▸ **EXERCISE INSTRUCTIONS**: In the listing below, locate the lines that hold "Chess" and copy them.

══ MATERIAL TO PROCESS ══

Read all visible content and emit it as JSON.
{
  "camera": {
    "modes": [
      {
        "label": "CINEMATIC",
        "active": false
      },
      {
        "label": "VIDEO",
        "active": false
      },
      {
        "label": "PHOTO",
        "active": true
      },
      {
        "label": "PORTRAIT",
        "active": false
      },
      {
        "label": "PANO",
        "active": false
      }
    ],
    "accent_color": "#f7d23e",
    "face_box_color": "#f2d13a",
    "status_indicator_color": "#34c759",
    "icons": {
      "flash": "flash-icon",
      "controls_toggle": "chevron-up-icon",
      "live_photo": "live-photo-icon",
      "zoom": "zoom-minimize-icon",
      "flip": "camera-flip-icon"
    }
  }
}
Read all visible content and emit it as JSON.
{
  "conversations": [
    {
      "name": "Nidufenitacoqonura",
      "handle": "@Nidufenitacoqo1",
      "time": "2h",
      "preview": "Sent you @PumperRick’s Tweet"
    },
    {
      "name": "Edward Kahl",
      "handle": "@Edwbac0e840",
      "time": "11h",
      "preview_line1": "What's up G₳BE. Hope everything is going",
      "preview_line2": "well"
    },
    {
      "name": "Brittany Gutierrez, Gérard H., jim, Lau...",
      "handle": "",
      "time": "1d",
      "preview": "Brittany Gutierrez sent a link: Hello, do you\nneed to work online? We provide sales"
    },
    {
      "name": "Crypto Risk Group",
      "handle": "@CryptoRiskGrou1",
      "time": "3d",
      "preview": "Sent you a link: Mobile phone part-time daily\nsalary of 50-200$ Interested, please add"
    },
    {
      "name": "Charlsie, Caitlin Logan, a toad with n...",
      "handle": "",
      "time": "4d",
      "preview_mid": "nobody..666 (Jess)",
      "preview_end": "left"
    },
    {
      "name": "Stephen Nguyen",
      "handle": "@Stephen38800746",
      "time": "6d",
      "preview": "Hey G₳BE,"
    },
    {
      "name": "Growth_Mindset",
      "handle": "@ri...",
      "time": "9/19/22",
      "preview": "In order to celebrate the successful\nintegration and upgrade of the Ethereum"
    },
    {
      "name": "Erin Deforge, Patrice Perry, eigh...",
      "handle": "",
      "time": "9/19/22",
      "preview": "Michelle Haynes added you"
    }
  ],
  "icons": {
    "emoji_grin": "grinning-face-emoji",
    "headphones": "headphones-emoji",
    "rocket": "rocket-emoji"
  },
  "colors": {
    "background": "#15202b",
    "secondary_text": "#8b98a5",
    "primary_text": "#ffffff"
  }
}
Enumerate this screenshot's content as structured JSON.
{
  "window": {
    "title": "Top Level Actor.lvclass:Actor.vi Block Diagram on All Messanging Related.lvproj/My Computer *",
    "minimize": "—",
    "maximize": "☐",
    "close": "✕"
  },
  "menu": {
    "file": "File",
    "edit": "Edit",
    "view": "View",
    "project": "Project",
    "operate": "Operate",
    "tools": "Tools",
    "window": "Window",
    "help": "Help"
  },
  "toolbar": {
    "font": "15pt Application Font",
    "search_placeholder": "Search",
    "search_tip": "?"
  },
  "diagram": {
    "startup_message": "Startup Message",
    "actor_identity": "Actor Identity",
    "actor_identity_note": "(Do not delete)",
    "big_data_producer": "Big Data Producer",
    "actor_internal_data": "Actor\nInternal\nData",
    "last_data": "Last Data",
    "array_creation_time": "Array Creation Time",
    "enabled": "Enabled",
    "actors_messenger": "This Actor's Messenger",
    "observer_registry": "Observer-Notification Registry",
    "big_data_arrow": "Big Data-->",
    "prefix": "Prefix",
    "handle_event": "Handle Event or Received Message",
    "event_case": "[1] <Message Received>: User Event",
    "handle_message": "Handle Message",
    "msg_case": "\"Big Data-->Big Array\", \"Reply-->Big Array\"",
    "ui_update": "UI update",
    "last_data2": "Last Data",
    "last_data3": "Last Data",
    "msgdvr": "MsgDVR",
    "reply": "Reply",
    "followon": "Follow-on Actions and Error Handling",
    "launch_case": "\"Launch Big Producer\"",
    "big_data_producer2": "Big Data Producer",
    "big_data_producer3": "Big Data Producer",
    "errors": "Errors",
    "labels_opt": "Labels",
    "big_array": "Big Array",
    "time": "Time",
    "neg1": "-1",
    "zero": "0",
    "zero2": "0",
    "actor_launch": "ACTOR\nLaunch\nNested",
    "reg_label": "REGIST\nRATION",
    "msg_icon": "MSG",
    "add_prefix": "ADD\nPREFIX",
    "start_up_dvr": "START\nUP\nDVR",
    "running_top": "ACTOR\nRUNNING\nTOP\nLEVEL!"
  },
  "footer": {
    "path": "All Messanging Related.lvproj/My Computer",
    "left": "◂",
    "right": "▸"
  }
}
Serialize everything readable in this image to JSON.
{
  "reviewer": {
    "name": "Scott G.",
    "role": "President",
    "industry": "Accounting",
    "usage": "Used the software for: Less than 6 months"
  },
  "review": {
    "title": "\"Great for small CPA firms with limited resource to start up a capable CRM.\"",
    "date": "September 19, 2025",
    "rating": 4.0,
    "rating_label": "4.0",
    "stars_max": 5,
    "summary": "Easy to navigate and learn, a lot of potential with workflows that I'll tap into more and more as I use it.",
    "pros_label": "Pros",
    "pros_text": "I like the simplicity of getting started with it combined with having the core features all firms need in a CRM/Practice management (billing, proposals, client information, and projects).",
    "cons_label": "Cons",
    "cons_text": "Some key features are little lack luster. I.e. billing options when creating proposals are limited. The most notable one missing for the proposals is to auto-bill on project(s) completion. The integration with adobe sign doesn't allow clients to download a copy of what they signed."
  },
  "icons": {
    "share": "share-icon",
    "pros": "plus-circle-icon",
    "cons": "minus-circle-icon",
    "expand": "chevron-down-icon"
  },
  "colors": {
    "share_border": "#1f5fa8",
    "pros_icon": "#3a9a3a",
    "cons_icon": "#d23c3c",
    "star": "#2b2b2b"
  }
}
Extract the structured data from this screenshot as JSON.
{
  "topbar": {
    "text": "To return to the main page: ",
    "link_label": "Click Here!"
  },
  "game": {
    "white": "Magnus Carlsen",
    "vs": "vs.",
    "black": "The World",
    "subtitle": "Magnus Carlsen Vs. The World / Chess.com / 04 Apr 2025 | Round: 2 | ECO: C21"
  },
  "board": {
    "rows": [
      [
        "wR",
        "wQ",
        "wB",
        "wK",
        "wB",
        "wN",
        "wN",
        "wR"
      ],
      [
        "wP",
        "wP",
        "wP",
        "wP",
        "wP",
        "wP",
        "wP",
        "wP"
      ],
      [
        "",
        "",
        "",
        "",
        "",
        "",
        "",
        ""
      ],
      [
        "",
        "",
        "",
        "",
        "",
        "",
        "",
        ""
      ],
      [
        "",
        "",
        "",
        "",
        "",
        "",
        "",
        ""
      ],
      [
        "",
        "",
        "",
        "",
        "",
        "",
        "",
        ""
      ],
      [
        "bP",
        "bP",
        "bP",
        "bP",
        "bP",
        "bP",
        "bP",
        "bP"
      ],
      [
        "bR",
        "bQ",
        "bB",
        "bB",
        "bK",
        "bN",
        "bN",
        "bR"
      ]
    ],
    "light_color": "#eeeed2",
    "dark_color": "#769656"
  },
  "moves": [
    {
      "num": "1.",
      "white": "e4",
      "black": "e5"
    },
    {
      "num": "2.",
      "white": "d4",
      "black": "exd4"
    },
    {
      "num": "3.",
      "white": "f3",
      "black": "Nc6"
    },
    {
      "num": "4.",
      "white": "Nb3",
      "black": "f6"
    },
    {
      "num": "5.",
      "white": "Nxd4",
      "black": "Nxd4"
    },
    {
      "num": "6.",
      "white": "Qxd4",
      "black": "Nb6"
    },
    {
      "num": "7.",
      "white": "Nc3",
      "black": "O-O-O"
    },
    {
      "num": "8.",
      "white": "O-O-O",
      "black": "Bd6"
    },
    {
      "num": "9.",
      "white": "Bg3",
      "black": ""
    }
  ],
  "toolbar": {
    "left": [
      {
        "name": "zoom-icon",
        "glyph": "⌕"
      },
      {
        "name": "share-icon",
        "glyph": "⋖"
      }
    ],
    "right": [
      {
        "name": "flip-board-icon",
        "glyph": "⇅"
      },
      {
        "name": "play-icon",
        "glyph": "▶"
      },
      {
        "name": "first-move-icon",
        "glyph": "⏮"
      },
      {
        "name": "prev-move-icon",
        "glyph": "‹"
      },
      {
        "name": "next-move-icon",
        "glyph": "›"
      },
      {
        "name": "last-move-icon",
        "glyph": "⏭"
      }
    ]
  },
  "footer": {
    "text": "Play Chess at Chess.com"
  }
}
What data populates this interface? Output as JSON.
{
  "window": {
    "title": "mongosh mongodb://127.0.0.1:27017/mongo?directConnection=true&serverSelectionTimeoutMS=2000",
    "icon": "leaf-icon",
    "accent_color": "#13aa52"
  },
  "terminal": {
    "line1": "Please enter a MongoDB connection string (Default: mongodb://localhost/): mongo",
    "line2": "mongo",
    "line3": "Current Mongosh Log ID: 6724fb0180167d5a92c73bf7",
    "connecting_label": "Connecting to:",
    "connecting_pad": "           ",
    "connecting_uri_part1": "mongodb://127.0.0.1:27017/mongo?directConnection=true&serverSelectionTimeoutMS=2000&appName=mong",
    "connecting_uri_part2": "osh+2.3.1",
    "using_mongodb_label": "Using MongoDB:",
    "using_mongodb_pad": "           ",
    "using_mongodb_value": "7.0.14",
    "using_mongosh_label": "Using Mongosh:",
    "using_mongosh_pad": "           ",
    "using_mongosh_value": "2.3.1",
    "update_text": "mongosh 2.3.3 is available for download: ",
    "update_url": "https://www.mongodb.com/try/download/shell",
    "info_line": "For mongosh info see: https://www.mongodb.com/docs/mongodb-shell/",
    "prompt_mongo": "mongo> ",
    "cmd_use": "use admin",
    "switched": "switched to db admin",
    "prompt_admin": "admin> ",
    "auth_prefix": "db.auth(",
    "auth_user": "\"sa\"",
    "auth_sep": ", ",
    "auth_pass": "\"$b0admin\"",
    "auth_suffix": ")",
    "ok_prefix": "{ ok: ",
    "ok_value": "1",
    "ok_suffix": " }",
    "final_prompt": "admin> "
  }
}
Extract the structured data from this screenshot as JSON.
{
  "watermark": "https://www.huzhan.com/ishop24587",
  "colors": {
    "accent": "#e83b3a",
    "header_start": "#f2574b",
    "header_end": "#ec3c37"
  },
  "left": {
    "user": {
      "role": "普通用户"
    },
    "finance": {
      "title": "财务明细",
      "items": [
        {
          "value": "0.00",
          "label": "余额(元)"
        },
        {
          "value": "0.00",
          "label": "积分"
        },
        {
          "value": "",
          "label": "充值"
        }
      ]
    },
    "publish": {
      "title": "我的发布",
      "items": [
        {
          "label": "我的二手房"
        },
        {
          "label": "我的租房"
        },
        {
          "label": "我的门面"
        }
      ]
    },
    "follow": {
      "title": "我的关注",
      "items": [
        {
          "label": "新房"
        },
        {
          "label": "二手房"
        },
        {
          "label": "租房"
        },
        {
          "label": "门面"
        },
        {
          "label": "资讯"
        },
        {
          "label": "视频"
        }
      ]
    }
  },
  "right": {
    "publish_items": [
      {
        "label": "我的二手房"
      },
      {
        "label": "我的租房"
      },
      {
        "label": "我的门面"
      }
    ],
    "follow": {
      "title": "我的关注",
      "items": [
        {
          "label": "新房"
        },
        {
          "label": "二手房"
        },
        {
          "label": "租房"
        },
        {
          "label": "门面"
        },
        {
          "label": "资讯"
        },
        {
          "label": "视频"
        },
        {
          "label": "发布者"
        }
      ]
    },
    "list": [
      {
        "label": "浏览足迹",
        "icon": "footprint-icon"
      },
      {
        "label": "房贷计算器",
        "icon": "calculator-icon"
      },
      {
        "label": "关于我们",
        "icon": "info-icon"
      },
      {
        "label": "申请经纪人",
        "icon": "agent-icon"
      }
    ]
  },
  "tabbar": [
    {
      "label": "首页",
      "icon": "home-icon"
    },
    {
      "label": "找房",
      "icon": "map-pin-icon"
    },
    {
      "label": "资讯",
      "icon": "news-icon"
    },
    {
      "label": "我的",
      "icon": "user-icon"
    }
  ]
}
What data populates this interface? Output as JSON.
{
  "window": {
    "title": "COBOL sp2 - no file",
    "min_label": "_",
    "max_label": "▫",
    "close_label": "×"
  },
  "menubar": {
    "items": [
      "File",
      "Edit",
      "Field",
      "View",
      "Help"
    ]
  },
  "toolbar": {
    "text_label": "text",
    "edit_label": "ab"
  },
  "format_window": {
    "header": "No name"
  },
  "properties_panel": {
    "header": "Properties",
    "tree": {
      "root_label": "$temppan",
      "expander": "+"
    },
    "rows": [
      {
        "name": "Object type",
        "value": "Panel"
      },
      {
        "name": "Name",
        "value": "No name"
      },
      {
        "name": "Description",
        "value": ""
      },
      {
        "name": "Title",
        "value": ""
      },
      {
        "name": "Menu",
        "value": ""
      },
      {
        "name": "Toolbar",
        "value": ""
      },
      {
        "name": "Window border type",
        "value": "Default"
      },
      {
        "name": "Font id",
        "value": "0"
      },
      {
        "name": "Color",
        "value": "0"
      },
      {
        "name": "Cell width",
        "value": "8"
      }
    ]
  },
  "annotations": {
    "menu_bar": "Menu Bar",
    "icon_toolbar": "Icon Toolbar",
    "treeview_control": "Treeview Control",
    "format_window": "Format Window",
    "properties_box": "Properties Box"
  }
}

═══

▸ **EXPECTED ANSWER**:
    "subtitle": "Magnus Carlsen Vs. The World / Chess.com / 04 Apr 2025 | Round: 2 | ECO: C21"
    "text": "Play Chess at Chess.com"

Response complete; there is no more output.